What the task requires: All of the lines below are to be transcribed faithfully, with pictures excluded from the copy.

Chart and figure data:
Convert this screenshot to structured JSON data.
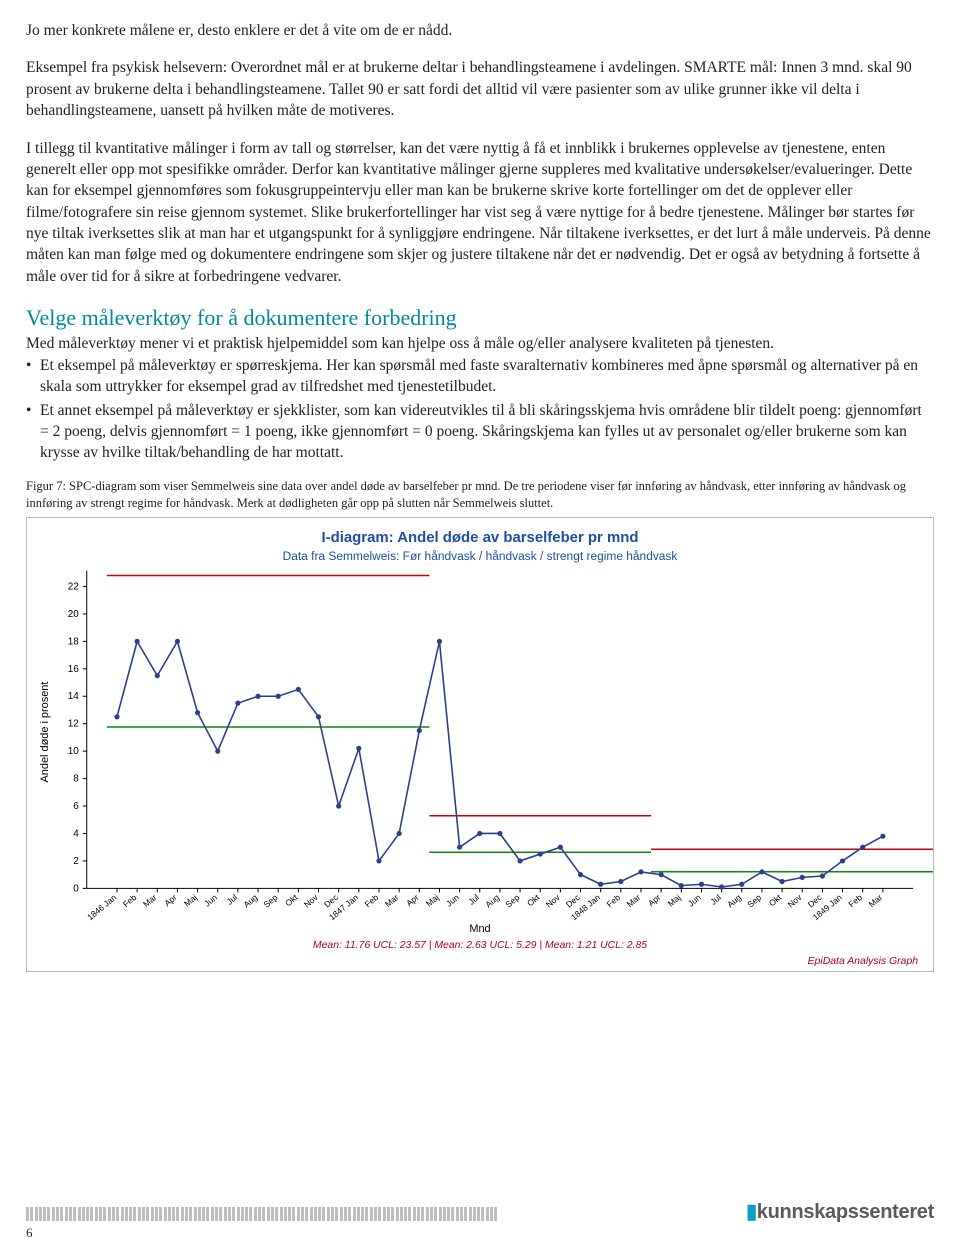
{
  "paragraphs": {
    "p1": "Jo mer konkrete målene er, desto enklere er det å vite om de er nådd.",
    "p2": "Eksempel fra psykisk helsevern: Overordnet mål er at brukerne deltar i behandlingsteamene i avdelingen. SMARTE mål: Innen 3 mnd. skal 90 prosent av brukerne delta i behandlingsteamene. Tallet 90 er satt fordi det alltid vil være pasienter som av ulike grunner ikke vil delta i behandlingsteamene, uansett på hvilken måte de motiveres.",
    "p3": "I tillegg til kvantitative målinger i form av tall og størrelser, kan det være nyttig å få et innblikk i brukernes opplevelse av tjenestene, enten generelt eller opp mot spesifikke områder. Derfor kan kvantitative målinger gjerne suppleres med kvalitative undersøkelser/evalueringer. Dette kan for eksempel gjennomføres som fokusgruppeintervju eller man kan be brukerne skrive korte fortellinger om det de opplever eller filme/fotografere sin reise gjennom systemet. Slike brukerfortellinger har vist seg å være nyttige for å bedre tjenestene. Målinger bør startes før nye tiltak iverksettes slik at man har et utgangspunkt for å synliggjøre endringene. Når tiltakene iverksettes, er det lurt å måle underveis. På denne måten kan man følge med og dokumentere endringene som skjer og justere tiltakene når det er nødvendig. Det er også av betydning å fortsette å måle over tid for å sikre at forbedringene vedvarer.",
    "heading": "Velge måleverktøy for å dokumentere forbedring",
    "p4": "Med måleverktøy mener vi et praktisk hjelpemiddel som kan hjelpe oss å måle og/eller analysere kvaliteten på tjenesten.",
    "li1": "Et eksempel på måleverktøy er spørreskjema. Her kan spørsmål med faste svaralternativ kombineres med åpne spørsmål og alternativer på en skala som uttrykker for eksempel grad av tilfredshet med tjenestetilbudet.",
    "li2": "Et annet eksempel på måleverktøy er sjekklister, som kan videreutvikles til å bli skåringsskjema hvis områdene blir tildelt poeng: gjennomført = 2 poeng, delvis gjennomført = 1 poeng, ikke gjennomført = 0 poeng. Skåringskjema kan fylles ut av personalet og/eller brukerne som kan krysse av hvilke tiltak/behandling de har mottatt."
  },
  "caption": "Figur 7: SPC-diagram som viser Semmelweis sine data over andel døde av barselfeber pr mnd. De tre periodene viser før innføring av håndvask, etter innføring av håndvask og innføring av strengt regime for håndvask. Merk at dødligheten går opp på slutten når Semmelweis sluttet.",
  "chart": {
    "title": "I-diagram: Andel døde av barselfeber pr mnd",
    "subtitle": "Data fra Semmelweis: Før håndvask / håndvask / strengt regime håndvask",
    "y_label": "Andel døde i prosent",
    "x_label": "Mnd",
    "stats": "Mean: 11.76 UCL: 23.57 |   Mean: 2.63 UCL: 5.29 |   Mean: 1.21 UCL: 2.85",
    "credit": "EpiData Analysis Graph",
    "y_ticks": [
      0,
      2,
      4,
      6,
      8,
      10,
      12,
      14,
      16,
      18,
      20,
      22
    ],
    "ylim": [
      0,
      23
    ],
    "line_color": "#2b3f8f",
    "marker_color": "#2b3f8f",
    "mean_color": "#0a8a0a",
    "ucl_color": "#c40000",
    "segments": [
      {
        "mean": 11.76,
        "ucl": 23.57,
        "start": 0,
        "end": 16
      },
      {
        "mean": 2.63,
        "ucl": 5.29,
        "start": 16,
        "end": 27
      },
      {
        "mean": 1.21,
        "ucl": 2.85,
        "start": 27,
        "end": 42
      }
    ],
    "x_labels": [
      "1846 Jan",
      "Feb",
      "Mar",
      "Apr",
      "Maj",
      "Jun",
      "Jul",
      "Aug",
      "Sep",
      "Okt",
      "Nov",
      "Dec",
      "1847 Jan",
      "Feb",
      "Mar",
      "Apr",
      "Maj",
      "Jun",
      "Jul",
      "Aug",
      "Sep",
      "Okt",
      "Nov",
      "Dec",
      "1848 Jan",
      "Feb",
      "Mar",
      "Apr",
      "Maj",
      "Jun",
      "Jul",
      "Aug",
      "Sep",
      "Okt",
      "Nov",
      "Dec",
      "1849 Jan",
      "Feb",
      "Mar"
    ],
    "data": [
      12.5,
      18.0,
      15.5,
      18.0,
      12.8,
      10.0,
      13.5,
      14.0,
      14.0,
      14.5,
      12.5,
      6.0,
      10.2,
      2.0,
      4.0,
      11.5,
      18.0,
      3.0,
      4.0,
      4.0,
      2.0,
      2.5,
      3.0,
      1.0,
      0.3,
      0.5,
      1.2,
      1.0,
      0.2,
      0.3,
      0.1,
      0.3,
      1.2,
      0.5,
      0.8,
      0.9,
      2.0,
      3.0,
      3.8
    ]
  },
  "footer": {
    "logo": "kunnskapssenteret",
    "page": "6"
  }
}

Answer to the exercise:
Convert this screenshot to structured JSON data.
{
  "paragraphs": {
    "p1": "Jo mer konkrete målene er, desto enklere er det å vite om de er nådd.",
    "p2": "Eksempel fra psykisk helsevern: Overordnet mål er at brukerne deltar i behandlingsteamene i avdelingen. SMARTE mål: Innen 3 mnd. skal 90 prosent av brukerne delta i behandlingsteamene. Tallet 90 er satt fordi det alltid vil være pasienter som av ulike grunner ikke vil delta i behandlingsteamene, uansett på hvilken måte de motiveres.",
    "p3": "I tillegg til kvantitative målinger i form av tall og størrelser, kan det være nyttig å få et innblikk i brukernes opplevelse av tjenestene, enten generelt eller opp mot spesifikke områder. Derfor kan kvantitative målinger gjerne suppleres med kvalitative undersøkelser/evalueringer. Dette kan for eksempel gjennomføres som fokusgruppeintervju eller man kan be brukerne skrive korte fortellinger om det de opplever eller filme/fotografere sin reise gjennom systemet. Slike brukerfortellinger har vist seg å være nyttige for å bedre tjenestene. Målinger bør startes før nye tiltak iverksettes slik at man har et utgangspunkt for å synliggjøre endringene. Når tiltakene iverksettes, er det lurt å måle underveis. På denne måten kan man følge med og dokumentere endringene som skjer og justere tiltakene når det er nødvendig. Det er også av betydning å fortsette å måle over tid for å sikre at forbedringene vedvarer.",
    "heading": "Velge måleverktøy for å dokumentere forbedring",
    "p4": "Med måleverktøy mener vi et praktisk hjelpemiddel som kan hjelpe oss å måle og/eller analysere kvaliteten på tjenesten.",
    "li1": "Et eksempel på måleverktøy er spørreskjema. Her kan spørsmål med faste svaralternativ kombineres med åpne spørsmål og alternativer på en skala som uttrykker for eksempel grad av tilfredshet med tjenestetilbudet.",
    "li2": "Et annet eksempel på måleverktøy er sjekklister, som kan videreutvikles til å bli skåringsskjema hvis områdene blir tildelt poeng: gjennomført = 2 poeng, delvis gjennomført = 1 poeng, ikke gjennomført = 0 poeng. Skåringskjema kan fylles ut av personalet og/eller brukerne som kan krysse av hvilke tiltak/behandling de har mottatt."
  },
  "caption": "Figur 7: SPC-diagram som viser Semmelweis sine data over andel døde av barselfeber pr mnd. De tre periodene viser før innføring av håndvask, etter innføring av håndvask og innføring av strengt regime for håndvask. Merk at dødligheten går opp på slutten når Semmelweis sluttet.",
  "chart": {
    "title": "I-diagram: Andel døde av barselfeber pr mnd",
    "subtitle": "Data fra Semmelweis: Før håndvask / håndvask / strengt regime håndvask",
    "y_label": "Andel døde i prosent",
    "x_label": "Mnd",
    "stats": "Mean: 11.76 UCL: 23.57 |   Mean: 2.63 UCL: 5.29 |   Mean: 1.21 UCL: 2.85",
    "credit": "EpiData Analysis Graph",
    "y_ticks": [
      0,
      2,
      4,
      6,
      8,
      10,
      12,
      14,
      16,
      18,
      20,
      22
    ],
    "ylim": [
      0,
      23
    ],
    "line_color": "#2b3f8f",
    "marker_color": "#2b3f8f",
    "mean_color": "#0a8a0a",
    "ucl_color": "#c40000",
    "segments": [
      {
        "mean": 11.76,
        "ucl": 23.57,
        "start": 0,
        "end": 16
      },
      {
        "mean": 2.63,
        "ucl": 5.29,
        "start": 16,
        "end": 27
      },
      {
        "mean": 1.21,
        "ucl": 2.85,
        "start": 27,
        "end": 42
      }
    ],
    "x_labels": [
      "1846 Jan",
      "Feb",
      "Mar",
      "Apr",
      "Maj",
      "Jun",
      "Jul",
      "Aug",
      "Sep",
      "Okt",
      "Nov",
      "Dec",
      "1847 Jan",
      "Feb",
      "Mar",
      "Apr",
      "Maj",
      "Jun",
      "Jul",
      "Aug",
      "Sep",
      "Okt",
      "Nov",
      "Dec",
      "1848 Jan",
      "Feb",
      "Mar",
      "Apr",
      "Maj",
      "Jun",
      "Jul",
      "Aug",
      "Sep",
      "Okt",
      "Nov",
      "Dec",
      "1849 Jan",
      "Feb",
      "Mar"
    ],
    "data": [
      12.5,
      18.0,
      15.5,
      18.0,
      12.8,
      10.0,
      13.5,
      14.0,
      14.0,
      14.5,
      12.5,
      6.0,
      10.2,
      2.0,
      4.0,
      11.5,
      18.0,
      3.0,
      4.0,
      4.0,
      2.0,
      2.5,
      3.0,
      1.0,
      0.3,
      0.5,
      1.2,
      1.0,
      0.2,
      0.3,
      0.1,
      0.3,
      1.2,
      0.5,
      0.8,
      0.9,
      2.0,
      3.0,
      3.8
    ]
  },
  "footer": {
    "logo": "kunnskapssenteret",
    "page": "6"
  }
}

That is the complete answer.